Select all lines in the records that include "целей".
-- START --
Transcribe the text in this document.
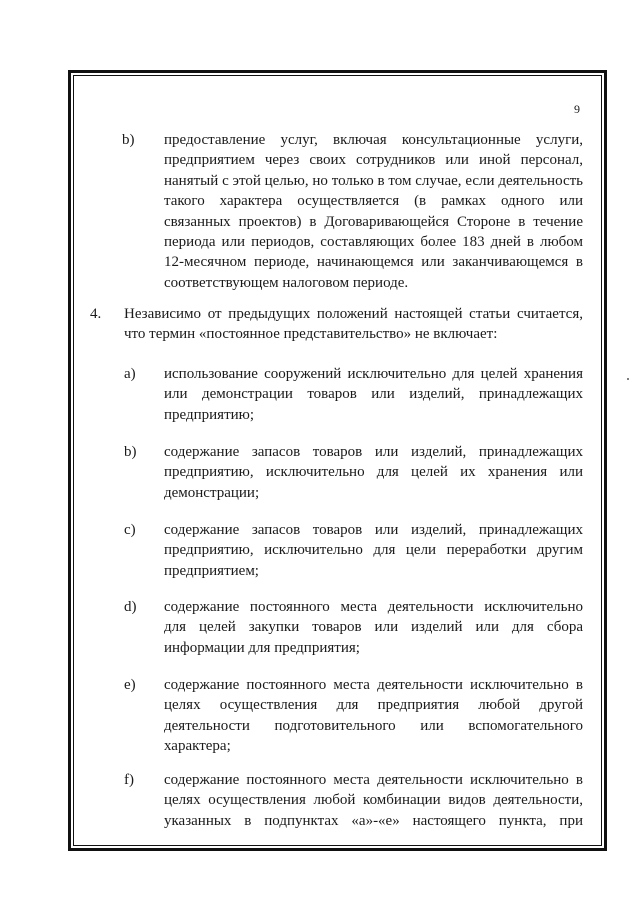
9
b) предоставление услуг, включая консультационные услуги,
предприятием через своих сотрудников или иной персонал,
нанятый с этой целью, но только в том случае, если деятельность
такого характера осуществляется (в рамках одного или
связанных проектов) в Договаривающейся Стороне в течение
периода или периодов, составляющих более 183 дней в любом
12-месячном периоде, начинающемся или заканчивающемся в
соответствующем налоговом периоде.
4. Независимо от предыдущих положений настоящей статьи считается,
что термин «постоянное представительство» не включает:
a) использование сооружений исключительно для целей хранения
или демонстрации товаров или изделий, принадлежащих
предприятию;
b) содержание запасов товаров или изделий, принадлежащих
предприятию, исключительно для целей их хранения или
демонстрации;
c) содержание запасов товаров или изделий, принадлежащих
предприятию, исключительно для цели переработки другим
предприятием;
d) содержание постоянного места деятельности исключительно
для целей закупки товаров или изделий или для сбора
информации для предприятия;
e) содержание постоянного места деятельности исключительно в
целях осуществления для предприятия любой другой
деятельности подготовительного или вспомогательного
характера;
f) содержание постоянного места деятельности исключительно в
целях осуществления любой комбинации видов деятельности,
указанных в подпунктах «а»-«е» настоящего пункта, при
-- END --
WRITTEN RESPONSE
a) использование сооружений исключительно для целей хранения
предприятию, исключительно для целей их хранения или
для целей закупки товаров или изделий или для сбора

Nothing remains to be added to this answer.